EXERCISE MATERIALS:
□ □ □ □ □ □ □
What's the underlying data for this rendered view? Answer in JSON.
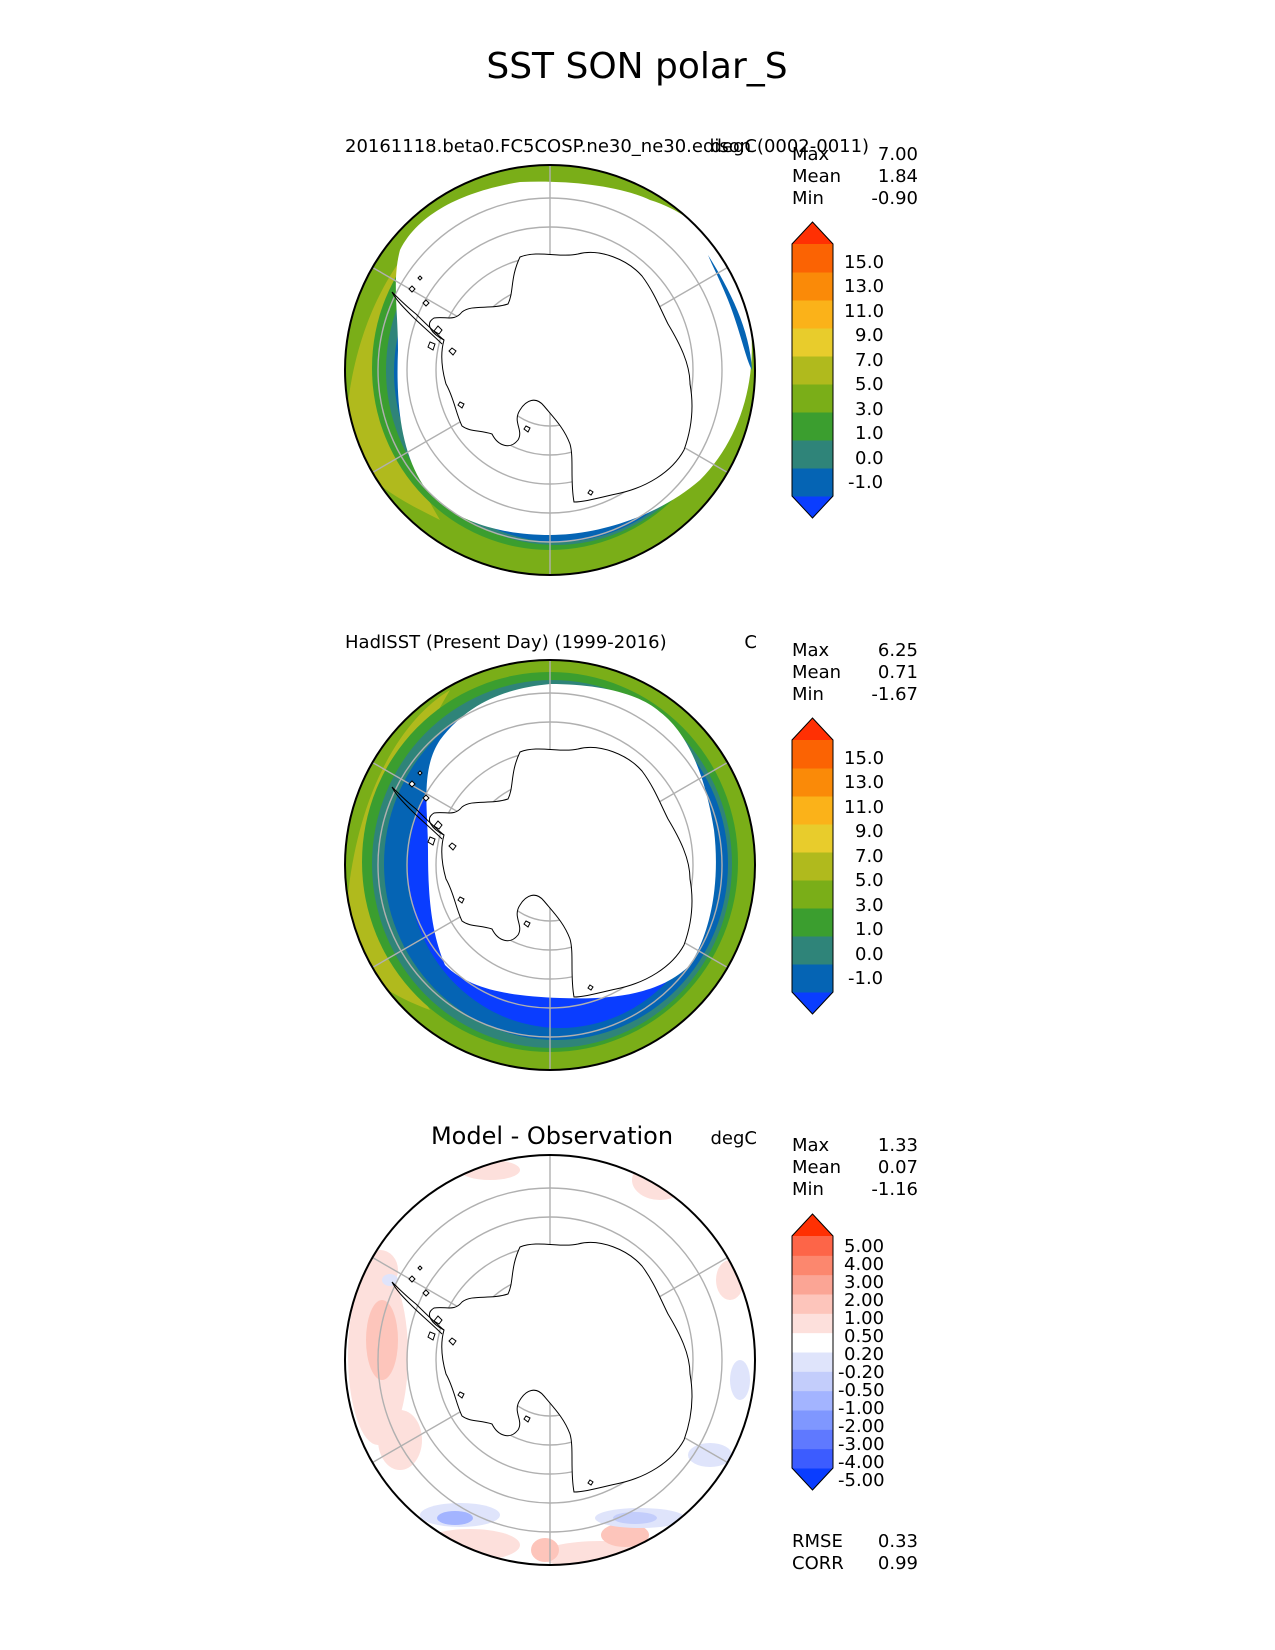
{
  "figure": {
    "title": "SST SON polar_S"
  },
  "colors": {
    "sst_levels": [
      "#0a3dff",
      "#0564b4",
      "#2f8479",
      "#3b9e2f",
      "#7aae18",
      "#b0ba1d",
      "#e8cc2c",
      "#fbb219",
      "#fa8a08",
      "#fb6303",
      "#ff3003"
    ],
    "diff_levels": [
      "#0a3dff",
      "#3c5cff",
      "#5f79ff",
      "#7f97ff",
      "#a3b4ff",
      "#c3cdfb",
      "#dfe4fb",
      "#ffffff",
      "#fde0dc",
      "#fdc5bb",
      "#fba595",
      "#fc876e",
      "#fd6548",
      "#ff3003"
    ],
    "land": "#ffffff",
    "coast": "#000000",
    "grid": "#b0b0b0"
  },
  "panels": [
    {
      "title": "20161118.beta0.FC5COSP.ne30_ne30.edison (0002-0011)",
      "units": "degC",
      "stats": [
        {
          "label": "Max",
          "value": "7.00"
        },
        {
          "label": "Mean",
          "value": "1.84"
        },
        {
          "label": "Min",
          "value": "-0.90"
        }
      ],
      "colorbar_ticks": [
        "15.0",
        "13.0",
        "11.0",
        "9.0",
        "7.0",
        "5.0",
        "3.0",
        "1.0",
        "0.0",
        "-1.0"
      ]
    },
    {
      "title": "HadISST (Present Day) (1999-2016)",
      "units": "C",
      "stats": [
        {
          "label": "Max",
          "value": "6.25"
        },
        {
          "label": "Mean",
          "value": "0.71"
        },
        {
          "label": "Min",
          "value": "-1.67"
        }
      ],
      "colorbar_ticks": [
        "15.0",
        "13.0",
        "11.0",
        "9.0",
        "7.0",
        "5.0",
        "3.0",
        "1.0",
        "0.0",
        "-1.0"
      ]
    },
    {
      "title": "Model - Observation",
      "units": "degC",
      "stats": [
        {
          "label": "Max",
          "value": "1.33"
        },
        {
          "label": "Mean",
          "value": "0.07"
        },
        {
          "label": "Min",
          "value": "-1.16"
        }
      ],
      "colorbar_ticks": [
        "5.00",
        "4.00",
        "3.00",
        "2.00",
        "1.00",
        "0.50",
        "0.20",
        "-0.20",
        "-0.50",
        "-1.00",
        "-2.00",
        "-3.00",
        "-4.00",
        "-5.00"
      ],
      "metrics": [
        {
          "label": "RMSE",
          "value": "0.33"
        },
        {
          "label": "CORR",
          "value": "0.99"
        }
      ]
    }
  ],
  "chart_data": [
    {
      "type": "heatmap",
      "projection": "south polar stereographic",
      "title": "20161118.beta0.FC5COSP.ne30_ne30.edison (0002-0011)",
      "units": "degC",
      "levels": [
        -1.0,
        0.0,
        1.0,
        3.0,
        5.0,
        7.0,
        9.0,
        11.0,
        13.0,
        15.0
      ],
      "max": 7.0,
      "mean": 1.84,
      "min": -0.9
    },
    {
      "type": "heatmap",
      "projection": "south polar stereographic",
      "title": "HadISST (Present Day) (1999-2016)",
      "units": "C",
      "levels": [
        -1.0,
        0.0,
        1.0,
        3.0,
        5.0,
        7.0,
        9.0,
        11.0,
        13.0,
        15.0
      ],
      "max": 6.25,
      "mean": 0.71,
      "min": -1.67
    },
    {
      "type": "heatmap",
      "projection": "south polar stereographic",
      "title": "Model - Observation",
      "units": "degC",
      "levels": [
        -5.0,
        -4.0,
        -3.0,
        -2.0,
        -1.0,
        -0.5,
        -0.2,
        0.2,
        0.5,
        1.0,
        2.0,
        3.0,
        4.0,
        5.0
      ],
      "max": 1.33,
      "mean": 0.07,
      "min": -1.16,
      "rmse": 0.33,
      "corr": 0.99
    }
  ]
}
□ □ □ □ □ □ □
WHAT YOU SHOULD DO: Make a verbatim copy of all the entries and strip out the pictures.

OUTPUT BELOW:
What's the underlying data for this rendered view? Answer in JSON.
{
  "figure": {
    "title": "SST SON polar_S"
  },
  "colors": {
    "sst_levels": [
      "#0a3dff",
      "#0564b4",
      "#2f8479",
      "#3b9e2f",
      "#7aae18",
      "#b0ba1d",
      "#e8cc2c",
      "#fbb219",
      "#fa8a08",
      "#fb6303",
      "#ff3003"
    ],
    "diff_levels": [
      "#0a3dff",
      "#3c5cff",
      "#5f79ff",
      "#7f97ff",
      "#a3b4ff",
      "#c3cdfb",
      "#dfe4fb",
      "#ffffff",
      "#fde0dc",
      "#fdc5bb",
      "#fba595",
      "#fc876e",
      "#fd6548",
      "#ff3003"
    ],
    "land": "#ffffff",
    "coast": "#000000",
    "grid": "#b0b0b0"
  },
  "panels": [
    {
      "title": "20161118.beta0.FC5COSP.ne30_ne30.edison (0002-0011)",
      "units": "degC",
      "stats": [
        {
          "label": "Max",
          "value": "7.00"
        },
        {
          "label": "Mean",
          "value": "1.84"
        },
        {
          "label": "Min",
          "value": "-0.90"
        }
      ],
      "colorbar_ticks": [
        "15.0",
        "13.0",
        "11.0",
        "9.0",
        "7.0",
        "5.0",
        "3.0",
        "1.0",
        "0.0",
        "-1.0"
      ]
    },
    {
      "title": "HadISST (Present Day) (1999-2016)",
      "units": "C",
      "stats": [
        {
          "label": "Max",
          "value": "6.25"
        },
        {
          "label": "Mean",
          "value": "0.71"
        },
        {
          "label": "Min",
          "value": "-1.67"
        }
      ],
      "colorbar_ticks": [
        "15.0",
        "13.0",
        "11.0",
        "9.0",
        "7.0",
        "5.0",
        "3.0",
        "1.0",
        "0.0",
        "-1.0"
      ]
    },
    {
      "title": "Model - Observation",
      "units": "degC",
      "stats": [
        {
          "label": "Max",
          "value": "1.33"
        },
        {
          "label": "Mean",
          "value": "0.07"
        },
        {
          "label": "Min",
          "value": "-1.16"
        }
      ],
      "colorbar_ticks": [
        "5.00",
        "4.00",
        "3.00",
        "2.00",
        "1.00",
        "0.50",
        "0.20",
        "-0.20",
        "-0.50",
        "-1.00",
        "-2.00",
        "-3.00",
        "-4.00",
        "-5.00"
      ],
      "metrics": [
        {
          "label": "RMSE",
          "value": "0.33"
        },
        {
          "label": "CORR",
          "value": "0.99"
        }
      ]
    }
  ],
  "chart_data": [
    {
      "type": "heatmap",
      "projection": "south polar stereographic",
      "title": "20161118.beta0.FC5COSP.ne30_ne30.edison (0002-0011)",
      "units": "degC",
      "levels": [
        -1.0,
        0.0,
        1.0,
        3.0,
        5.0,
        7.0,
        9.0,
        11.0,
        13.0,
        15.0
      ],
      "max": 7.0,
      "mean": 1.84,
      "min": -0.9
    },
    {
      "type": "heatmap",
      "projection": "south polar stereographic",
      "title": "HadISST (Present Day) (1999-2016)",
      "units": "C",
      "levels": [
        -1.0,
        0.0,
        1.0,
        3.0,
        5.0,
        7.0,
        9.0,
        11.0,
        13.0,
        15.0
      ],
      "max": 6.25,
      "mean": 0.71,
      "min": -1.67
    },
    {
      "type": "heatmap",
      "projection": "south polar stereographic",
      "title": "Model - Observation",
      "units": "degC",
      "levels": [
        -5.0,
        -4.0,
        -3.0,
        -2.0,
        -1.0,
        -0.5,
        -0.2,
        0.2,
        0.5,
        1.0,
        2.0,
        3.0,
        4.0,
        5.0
      ],
      "max": 1.33,
      "mean": 0.07,
      "min": -1.16,
      "rmse": 0.33,
      "corr": 0.99
    }
  ]
}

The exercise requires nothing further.